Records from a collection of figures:
__________________________________________________

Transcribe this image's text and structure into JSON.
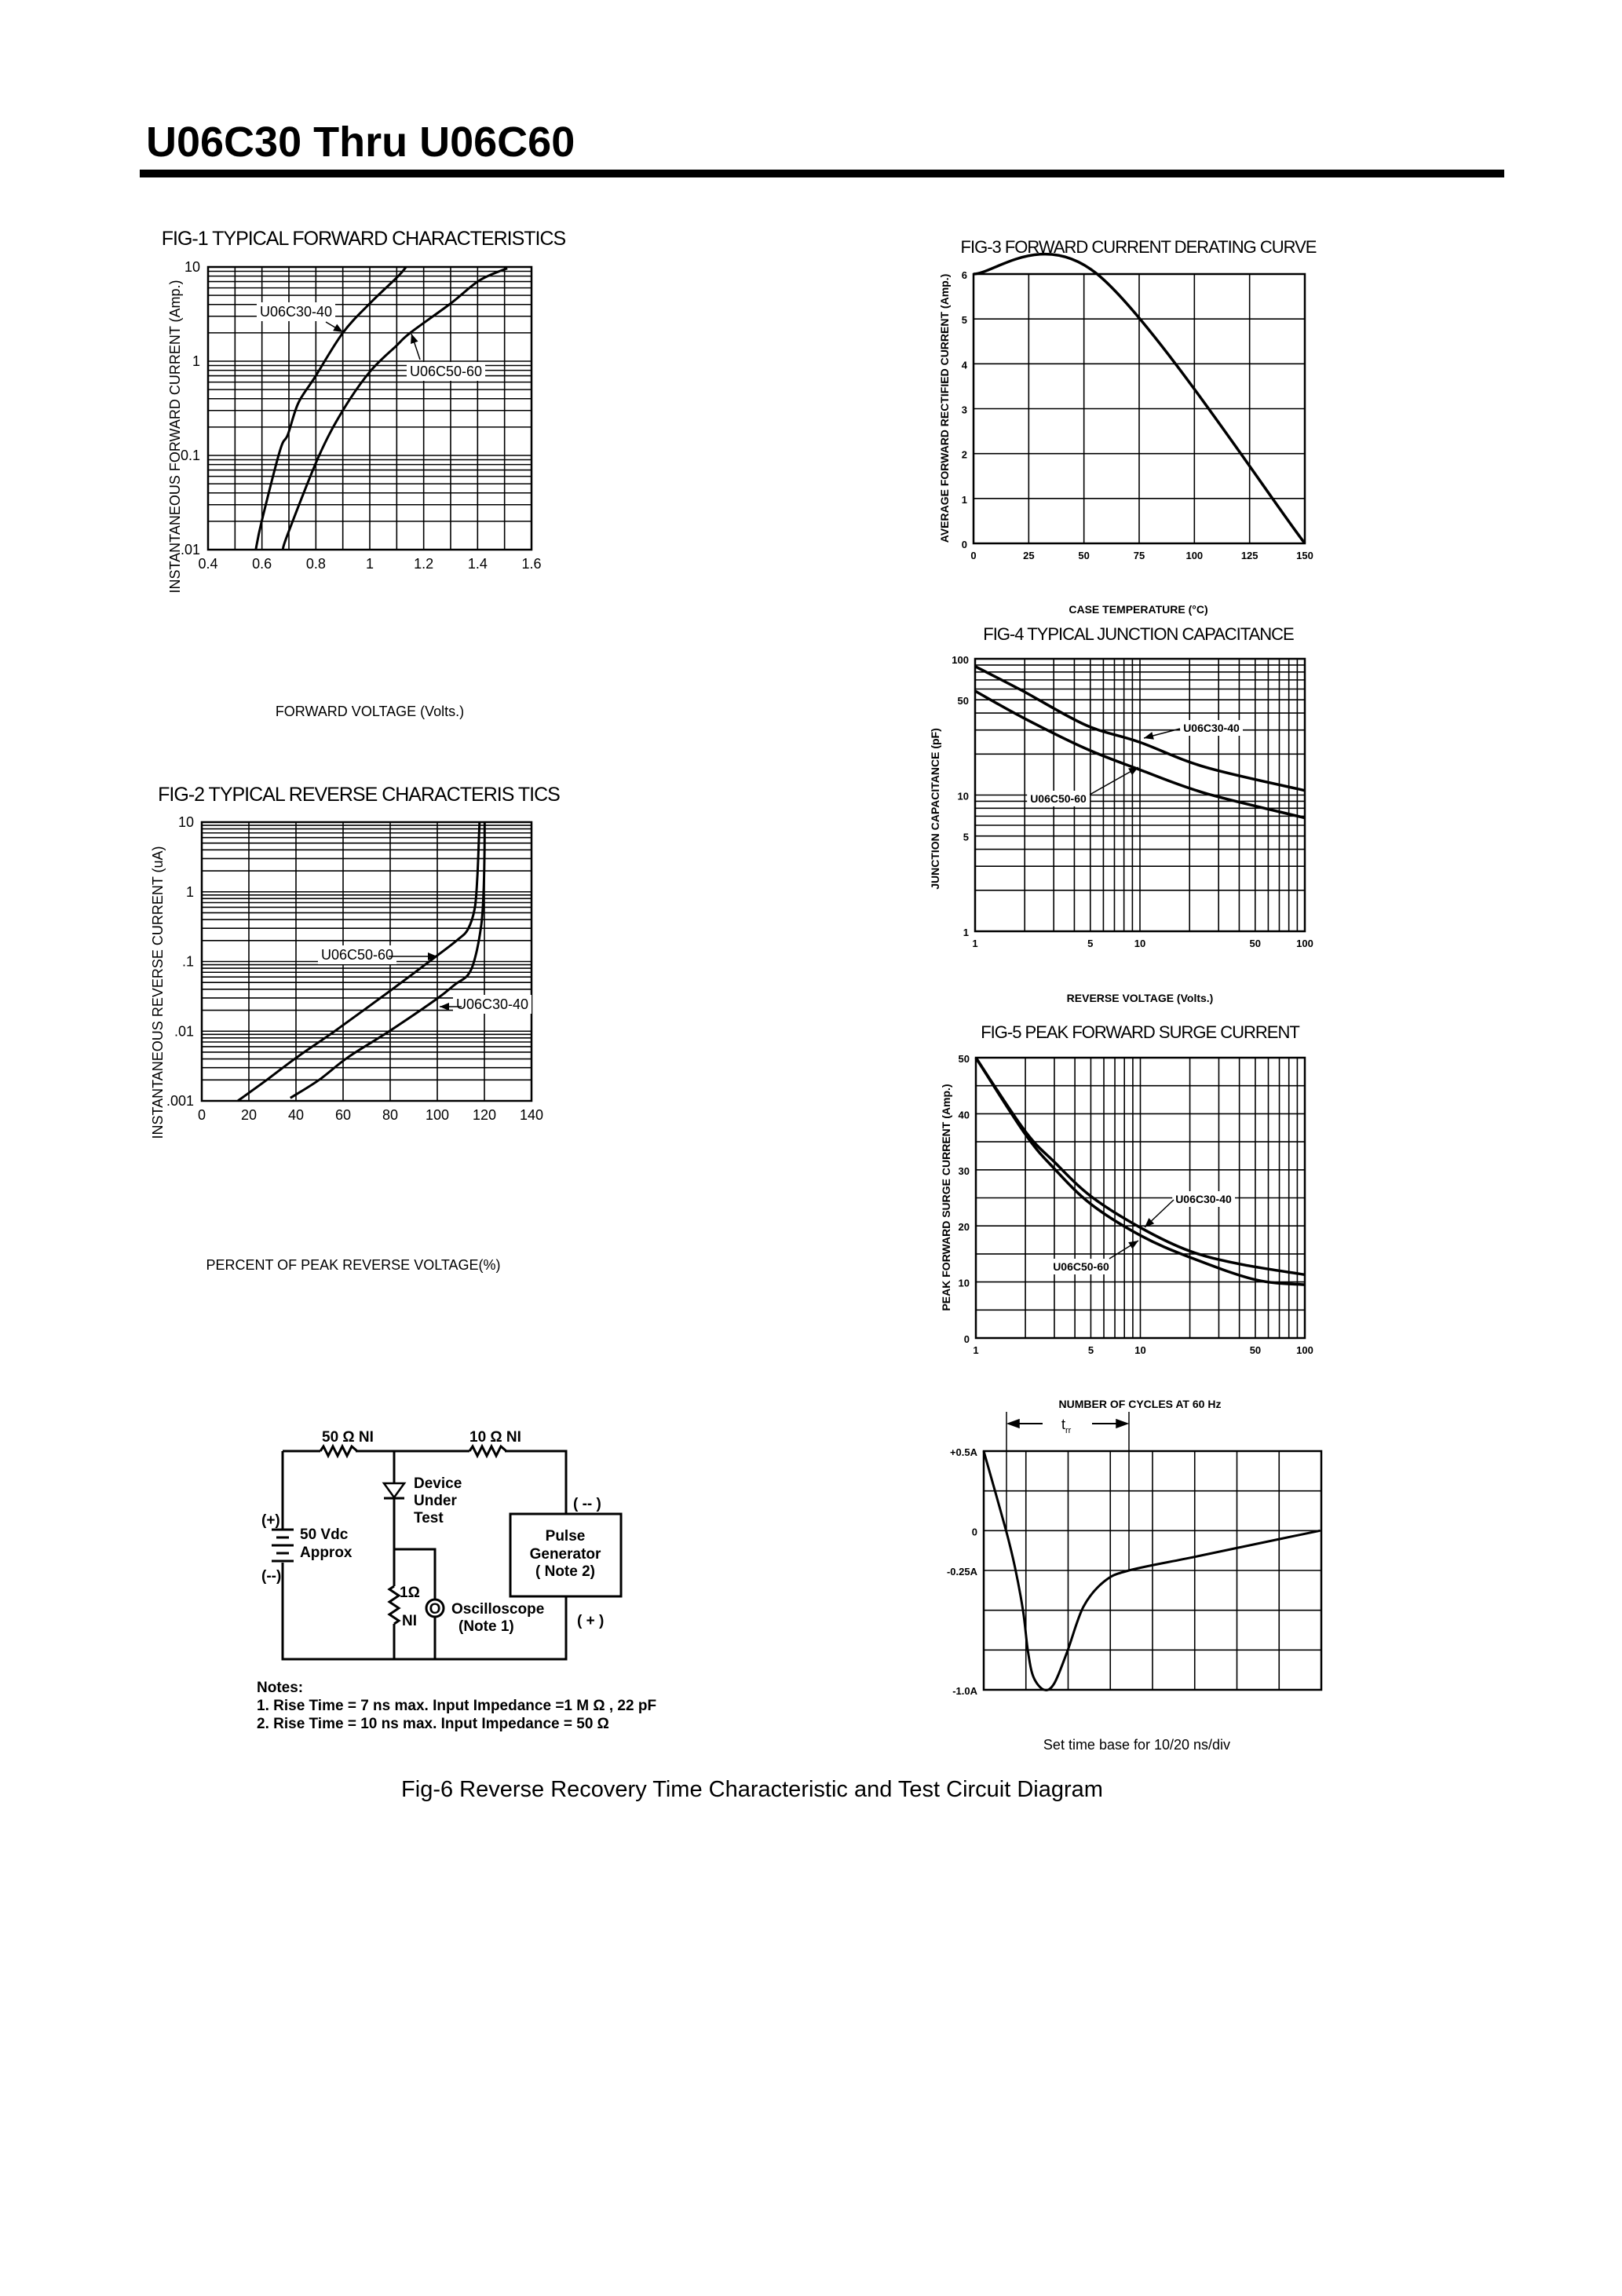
{
  "header": {
    "title": "U06C30 Thru U06C60"
  },
  "chart_data": [
    {
      "type": "line",
      "title": "FIG-1 TYPICAL FORWARD CHARACTERISTICS",
      "xlabel": "FORWARD VOLTAGE (Volts.)",
      "ylabel": "INSTANTANEOUS FORWARD CURRENT (Amp.)",
      "x_scale": "linear",
      "y_scale": "log",
      "xlim": [
        0.4,
        1.6
      ],
      "ylim": [
        0.01,
        10
      ],
      "grid": true,
      "xticks": {
        "values": [
          0.4,
          0.6,
          0.8,
          1,
          1.2,
          1.4,
          1.6
        ],
        "labels": [
          "0.4",
          "0.6",
          "0.8",
          "1",
          "1.2",
          "1.4",
          "1.6"
        ]
      },
      "yticks": {
        "values": [
          10,
          1,
          0.1,
          0.01
        ],
        "labels": [
          "10",
          "1",
          "0.1",
          ".01"
        ]
      },
      "series": [
        {
          "name": "U06C30-40",
          "x": [
            0.577,
            0.599,
            0.667,
            0.696,
            0.735,
            0.797,
            0.9,
            1.0,
            1.1,
            1.135
          ],
          "y": [
            0.01,
            0.02,
            0.113,
            0.166,
            0.36,
            0.68,
            2.0,
            4.1,
            7.7,
            10
          ]
        },
        {
          "name": "U06C50-60",
          "x": [
            0.677,
            0.697,
            0.81,
            0.9,
            1.0,
            1.1,
            1.15,
            1.3,
            1.407,
            1.51
          ],
          "y": [
            0.01,
            0.015,
            0.097,
            0.3,
            0.77,
            1.47,
            2.0,
            4.1,
            7.2,
            9.7
          ]
        }
      ]
    },
    {
      "type": "line",
      "title": "FIG-2 TYPICAL REVERSE CHARACTERIS TICS",
      "xlabel": "PERCENT OF PEAK REVERSE VOLTAGE(%)",
      "ylabel": "INSTANTANEOUS REVERSE CURRENT (uA)",
      "x_scale": "linear",
      "y_scale": "log",
      "xlim": [
        0,
        140
      ],
      "ylim": [
        0.001,
        10
      ],
      "grid": true,
      "xticks": {
        "values": [
          0,
          20,
          40,
          60,
          80,
          100,
          120,
          140
        ],
        "labels": [
          "0",
          "20",
          "40",
          "60",
          "80",
          "100",
          "120",
          "140"
        ]
      },
      "yticks": {
        "values": [
          10,
          1,
          0.1,
          0.01,
          0.001
        ],
        "labels": [
          "10",
          "1",
          ".1",
          ".01",
          ".001"
        ]
      },
      "series": [
        {
          "name": "U06C50-60",
          "x": [
            15.3,
            27.6,
            40.3,
            56.4,
            80,
            100,
            108.7,
            113,
            115.9,
            117,
            117.8,
            117.9
          ],
          "y": [
            0.001,
            0.002,
            0.0042,
            0.01,
            0.038,
            0.122,
            0.206,
            0.29,
            0.58,
            1.63,
            7.7,
            10
          ]
        },
        {
          "name": "U06C30-40",
          "x": [
            37.6,
            49.8,
            62,
            80,
            100,
            107.6,
            113,
            116,
            118.7,
            119.6,
            120,
            120.1
          ],
          "y": [
            0.0011,
            0.002,
            0.0042,
            0.0102,
            0.0295,
            0.047,
            0.064,
            0.112,
            0.34,
            0.9,
            3.0,
            10
          ]
        }
      ]
    },
    {
      "type": "line",
      "title": "FIG-3 FORWARD CURRENT DERATING CURVE",
      "xlabel": "CASE TEMPERATURE (°C)",
      "ylabel": "AVERAGE FORWARD RECTIFIED CURRENT (Amp.)",
      "x_scale": "linear",
      "y_scale": "linear",
      "xlim": [
        0,
        150
      ],
      "ylim": [
        0,
        6
      ],
      "grid": true,
      "xticks": {
        "values": [
          0,
          25,
          50,
          75,
          100,
          125,
          150
        ],
        "labels": [
          "0",
          "25",
          "50",
          "75",
          "100",
          "125",
          "150"
        ]
      },
      "yticks": {
        "values": [
          6,
          5,
          4,
          3,
          2,
          1,
          0
        ],
        "labels": [
          "6",
          "5",
          "4",
          "3",
          "2",
          "1",
          "0"
        ]
      },
      "series": [
        {
          "x": [
            0,
            56,
            150
          ],
          "y": [
            6,
            6,
            0
          ]
        }
      ]
    },
    {
      "type": "line",
      "title": "FIG-4 TYPICAL JUNCTION CAPACITANCE",
      "xlabel": "REVERSE VOLTAGE (Volts.)",
      "ylabel": "JUNCTION CAPACITANCE (pF)",
      "x_scale": "log",
      "y_scale": "log",
      "xlim": [
        1,
        100
      ],
      "ylim": [
        1,
        100
      ],
      "grid": true,
      "xticks": {
        "values": [
          1,
          5,
          10,
          50,
          100
        ],
        "labels": [
          "1",
          "5",
          "10",
          "50",
          "100"
        ]
      },
      "yticks": {
        "values": [
          100,
          50,
          10,
          5,
          1
        ],
        "labels": [
          "100",
          "50",
          "10",
          "5",
          "1"
        ]
      },
      "series": [
        {
          "name": "U06C30-40",
          "x": [
            1,
            1.95,
            4.7,
            9.9,
            25,
            100
          ],
          "y": [
            88,
            58,
            32.6,
            24.5,
            16,
            10.8
          ]
        },
        {
          "name": "U06C50-60",
          "x": [
            1,
            1.95,
            4.7,
            9.9,
            25,
            100
          ],
          "y": [
            58,
            37,
            21.9,
            15.4,
            10.3,
            6.8
          ]
        }
      ]
    },
    {
      "type": "line",
      "title": "FIG-5 PEAK FORWARD SURGE CURRENT",
      "xlabel": "NUMBER OF CYCLES AT 60 Hz",
      "ylabel": "PEAK FORWARD SURGE CURRENT (Amp.)",
      "x_scale": "log",
      "y_scale": "linear",
      "xlim": [
        1,
        100
      ],
      "ylim": [
        0,
        50
      ],
      "grid": true,
      "xticks": {
        "values": [
          1,
          5,
          10,
          50,
          100
        ],
        "labels": [
          "1",
          "5",
          "10",
          "50",
          "100"
        ]
      },
      "yticks": {
        "values": [
          50,
          40,
          30,
          20,
          10,
          0
        ],
        "labels": [
          "50",
          "40",
          "30",
          "20",
          "10",
          "0"
        ]
      },
      "series": [
        {
          "name": "U06C30-40",
          "x": [
            1,
            1.98,
            3,
            5,
            10,
            20,
            40.3,
            100
          ],
          "y": [
            50,
            37,
            31.4,
            25.3,
            19.7,
            15.5,
            13.2,
            11.3
          ]
        },
        {
          "name": "U06C50-60",
          "x": [
            1,
            1.98,
            3,
            5,
            10,
            20,
            50,
            100
          ],
          "y": [
            50,
            36.5,
            30.2,
            23.9,
            18.3,
            14.4,
            10.4,
            9.5
          ]
        }
      ]
    },
    {
      "type": "line",
      "title": "",
      "xlabel": "",
      "ylabel": "",
      "x_scale": "linear",
      "y_scale": "linear",
      "xlim": [
        0,
        8
      ],
      "ylim": [
        -1.0,
        0.5
      ],
      "grid": true,
      "xticks": {
        "values": [],
        "labels": []
      },
      "yticks": {
        "values": [
          0.5,
          0,
          -0.25,
          -1.0
        ],
        "labels": [
          "+0.5A",
          "0",
          "-0.25A",
          "-1.0A"
        ]
      },
      "series": [
        {
          "x": [
            0,
            0.53,
            0.74,
            0.93,
            1.05,
            1.18,
            1.43,
            1.67,
            1.98,
            2.36,
            2.85,
            3.44,
            4.99,
            7.0,
            7.97
          ],
          "y": [
            0.5,
            0,
            -0.23,
            -0.5,
            -0.76,
            -0.92,
            -1.0,
            -0.96,
            -0.76,
            -0.48,
            -0.32,
            -0.25,
            -0.165,
            -0.053,
            0
          ]
        }
      ]
    }
  ],
  "fig6": {
    "trr_label": "t",
    "trr_sub": "rr",
    "time_base_note": "Set time base for 10/20  ns/div",
    "caption": "Fig-6 Reverse Recovery Time Characteristic and Test Circuit Diagram"
  },
  "circuit": {
    "r1_label": "50 Ω   NI",
    "r2_label": "10 Ω   NI",
    "dut_lines": [
      "Device",
      "Under",
      "Test"
    ],
    "battery_plus": "(+)",
    "battery_minus": "(--)",
    "battery_lines": [
      "50 Vdc",
      "Approx"
    ],
    "pulse_minus": "( -- )",
    "pulse_plus": "( + )",
    "pulse_lines": [
      "Pulse",
      "Generator",
      "( Note 2)"
    ],
    "r3_label": "1Ω",
    "r3_sub": "NI",
    "scope_symbol": "O",
    "scope_lines": [
      "Oscilloscope",
      "(Note 1)"
    ],
    "notes_title": "Notes:",
    "notes": [
      "1. Rise Time = 7 ns max. Input Impedance =1 M Ω , 22 pF",
      "2. Rise Time = 10 ns max. Input Impedance = 50 Ω"
    ]
  }
}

__________________________________________________

**YOUR INSTRUCTIONS:** Determine how many lines of the entries above carry the string "CURRENT", and give that number alone.

**ANSWER TO THIS PROBLEM:** 6